Problem statement | Return all the data below as it stands, minus the pictures.

++++ Data for the task

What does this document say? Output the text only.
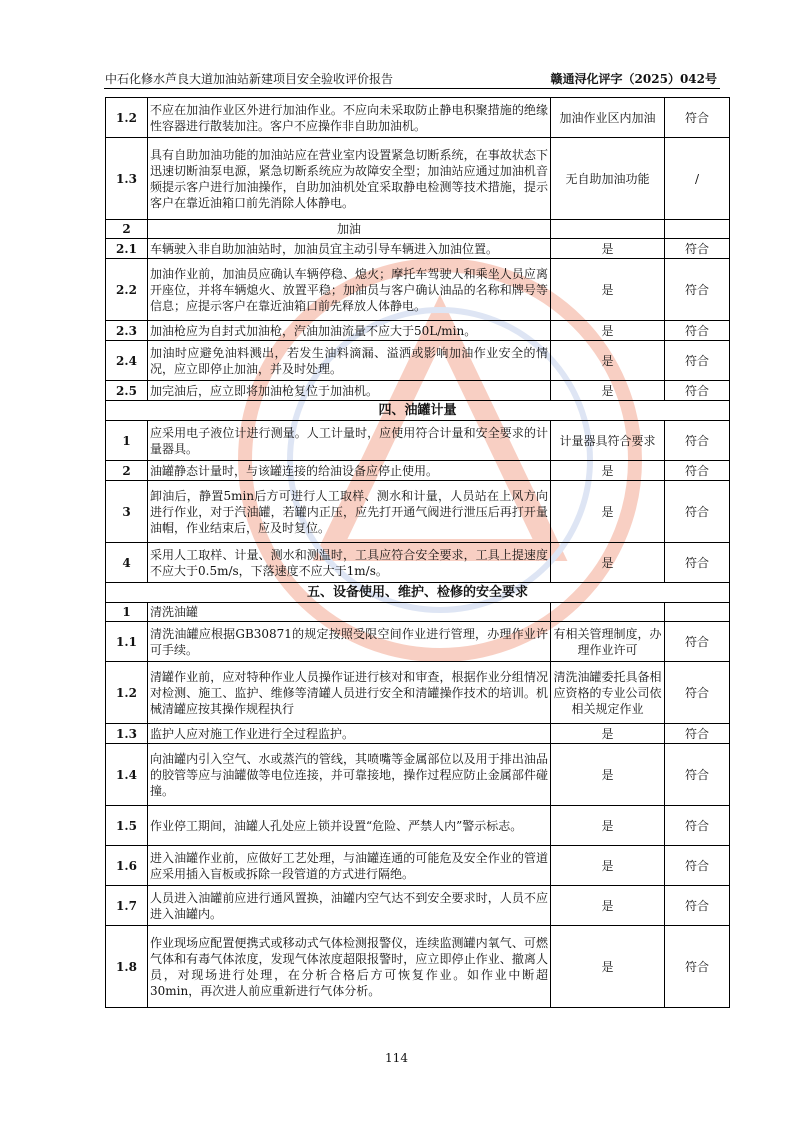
中石化修水芦良大道加油站新建项目安全验收评价报告	赣通浔化评字（2025）042号
1.2	不应在加油作业区外进行加油作业。不应向未采取防止静电积聚措施的绝缘性容器进行散装加注。客户不应操作非自助加油机。	加油作业区内加油	符合
1.3	具有自助加油功能的加油站应在营业室内设置紧急切断系统，在事故状态下迅速切断油泵电源，紧急切断系统应为故障安全型；加油站应通过加油机音频提示客户进行加油操作，自助加油机处宜采取静电检测等技术措施，提示客户在靠近油箱口前先消除人体静电。	无自助加油功能	/
2	加油		
2.1	车辆驶入非自助加油站时，加油员宜主动引导车辆进入加油位置。	是	符合
2.2	加油作业前，加油员应确认车辆停稳、熄火；摩托车驾驶人和乘坐人员应离开座位，并将车辆熄火、放置平稳；加油员与客户确认油品的名称和牌号等信息；应提示客户在靠近油箱口前先释放人体静电。	是	符合
2.3	加油枪应为自封式加油枪，汽油加油流量不应大于50L/min。	是	符合
2.4	加油时应避免油料溅出，若发生油料滴漏、溢洒或影响加油作业安全的情况，应立即停止加油，并及时处理。	是	符合
2.5	加完油后，应立即将加油枪复位于加油机。	是	符合
四、油罐计量			
1	应采用电子液位计进行测量。人工计量时，应使用符合计量和安全要求的计量器具。	计量器具符合要求	符合
2	油罐静态计量时，与该罐连接的给油设备应停止使用。	是	符合
3	卸油后，静置5min后方可进行人工取样、测水和计量，人员站在上风方向进行作业，对于汽油罐，若罐内正压，应先打开通气阀进行泄压后再打开量油帽，作业结束后，应及时复位。	是	符合
4	采用人工取样、计量、测水和测温时，工具应符合安全要求，工具上提速度不应大于0.5m/s，下落速度不应大于1m/s。	是	符合
五、设备使用、维护、检修的安全要求			
1	清洗油罐		
1.1	清洗油罐应根据GB30871的规定按照受限空间作业进行管理，办理作业许可手续。	有相关管理制度，办理作业许可	符合
1.2	清罐作业前，应对特种作业人员操作证进行核对和审查，根据作业分组情况对检测、施工、监护、维修等清罐人员进行安全和清罐操作技术的培训。机械清罐应按其操作规程执行	清洗油罐委托具备相应资格的专业公司依相关规定作业	符合
1.3	监护人应对施工作业进行全过程监护。	是	符合
1.4	向油罐内引入空气、水或蒸汽的管线，其喷嘴等金属部位以及用于排出油品的胶管等应与油罐做等电位连接，并可靠接地，操作过程应防止金属部件碰撞。	是	符合
1.5	作业停工期间，油罐人孔处应上锁并设置“危险、严禁人内”警示标志。	是	符合
1.6	进入油罐作业前，应做好工艺处理，与油罐连通的可能危及安全作业的管道应采用插入盲板或拆除一段管道的方式进行隔绝。	是	符合
1.7	人员进入油罐前应进行通风置换，油罐内空气达不到安全要求时，人员不应进入油罐内。	是	符合
1.8	作业现场应配置便携式或移动式气体检测报警仪，连续监测罐内氧气、可燃气体和有毒气体浓度，发现气体浓度超限报警时，应立即停止作业、撤离人员，对现场进行处理，在分析合格后方可恢复作业。如作业中断超30min，再次进人前应重新进行气体分析。	是	符合
114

++++++++

Completed task |
What does this document say? Output the text only.
中石化修水芦良大道加油站新建项目安全验收评价报告	赣通浔化评字（2025）042号
1.2	不应在加油作业区外进行加油作业。不应向未采取防止静电积聚措施的绝缘性容器进行散装加注。客户不应操作非自助加油机。	加油作业区内加油	符合
1.3	具有自助加油功能的加油站应在营业室内设置紧急切断系统，在事故状态下迅速切断油泵电源，紧急切断系统应为故障安全型；加油站应通过加油机音频提示客户进行加油操作，自助加油机处宜采取静电检测等技术措施，提示客户在靠近油箱口前先消除人体静电。	无自助加油功能	/
2	加油		
2.1	车辆驶入非自助加油站时，加油员宜主动引导车辆进入加油位置。	是	符合
2.2	加油作业前，加油员应确认车辆停稳、熄火；摩托车驾驶人和乘坐人员应离开座位，并将车辆熄火、放置平稳；加油员与客户确认油品的名称和牌号等信息；应提示客户在靠近油箱口前先释放人体静电。	是	符合
2.3	加油枪应为自封式加油枪，汽油加油流量不应大于50L/min。	是	符合
2.4	加油时应避免油料溅出，若发生油料滴漏、溢洒或影响加油作业安全的情况，应立即停止加油，并及时处理。	是	符合
2.5	加完油后，应立即将加油枪复位于加油机。	是	符合
四、油罐计量			
1	应采用电子液位计进行测量。人工计量时，应使用符合计量和安全要求的计量器具。	计量器具符合要求	符合
2	油罐静态计量时，与该罐连接的给油设备应停止使用。	是	符合
3	卸油后，静置5min后方可进行人工取样、测水和计量，人员站在上风方向进行作业，对于汽油罐，若罐内正压，应先打开通气阀进行泄压后再打开量油帽，作业结束后，应及时复位。	是	符合
4	采用人工取样、计量、测水和测温时，工具应符合安全要求，工具上提速度不应大于0.5m/s，下落速度不应大于1m/s。	是	符合
五、设备使用、维护、检修的安全要求			
1	清洗油罐		
1.1	清洗油罐应根据GB30871的规定按照受限空间作业进行管理，办理作业许可手续。	有相关管理制度，办理作业许可	符合
1.2	清罐作业前，应对特种作业人员操作证进行核对和审查，根据作业分组情况对检测、施工、监护、维修等清罐人员进行安全和清罐操作技术的培训。机械清罐应按其操作规程执行	清洗油罐委托具备相应资格的专业公司依相关规定作业	符合
1.3	监护人应对施工作业进行全过程监护。	是	符合
1.4	向油罐内引入空气、水或蒸汽的管线，其喷嘴等金属部位以及用于排出油品的胶管等应与油罐做等电位连接，并可靠接地，操作过程应防止金属部件碰撞。	是	符合
1.5	作业停工期间，油罐人孔处应上锁并设置“危险、严禁人内”警示标志。	是	符合
1.6	进入油罐作业前，应做好工艺处理，与油罐连通的可能危及安全作业的管道应采用插入盲板或拆除一段管道的方式进行隔绝。	是	符合
1.7	人员进入油罐前应进行通风置换，油罐内空气达不到安全要求时，人员不应进入油罐内。	是	符合
1.8	作业现场应配置便携式或移动式气体检测报警仪，连续监测罐内氧气、可燃气体和有毒气体浓度，发现气体浓度超限报警时，应立即停止作业、撤离人员，对现场进行处理，在分析合格后方可恢复作业。如作业中断超30min，再次进人前应重新进行气体分析。	是	符合
114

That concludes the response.